■ **Aim of the task**
Among the lines below, how many carry the string "Visión"? Reply with a number and nothing else.

■ **Data provided**
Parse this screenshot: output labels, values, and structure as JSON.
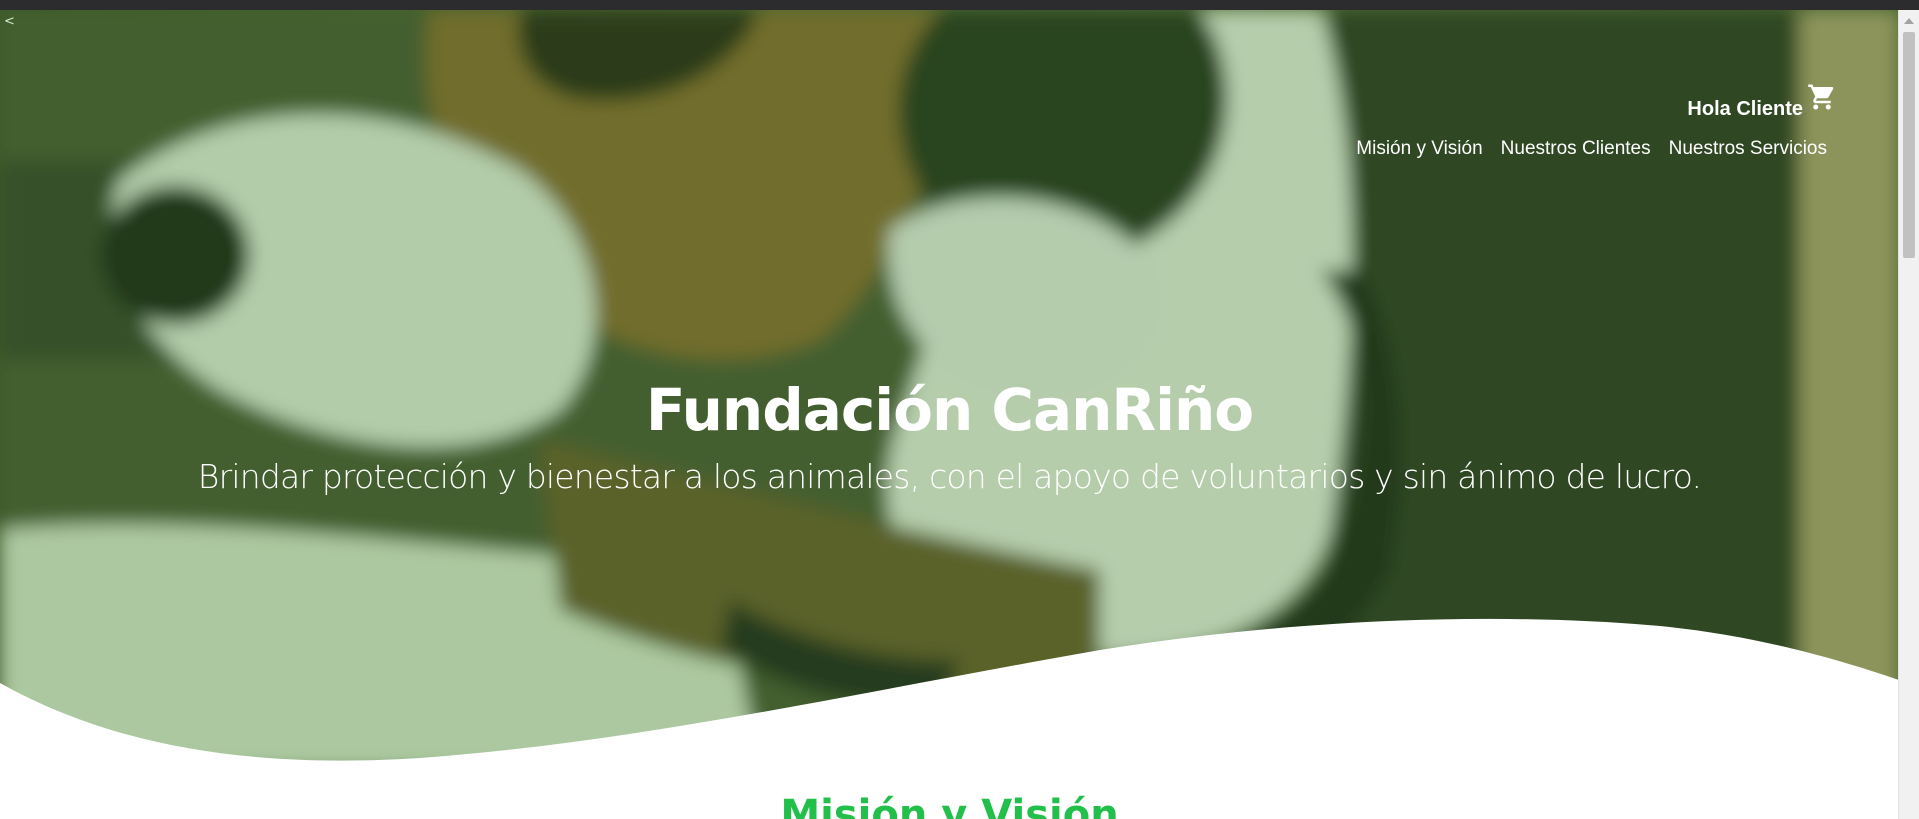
{
  "header": {
    "greeting": "Hola Cliente",
    "cart_icon": "shopping-cart-icon",
    "nav": [
      {
        "label": "Misión y Visión"
      },
      {
        "label": "Nuestros Clientes"
      },
      {
        "label": "Nuestros Servicios"
      }
    ]
  },
  "hero": {
    "back_glyph": "<",
    "title": "Fundación CanRiño",
    "subtitle": "Brindar protección y bienestar a los animales, con el apoyo de voluntarios y sin ánimo de lucro."
  },
  "sections": [
    {
      "heading": "Misión y Visión"
    }
  ],
  "colors": {
    "overlay": "#347828",
    "heading_green": "#22c04a",
    "text_white": "#ffffff"
  }
}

■ **Problem solution**
2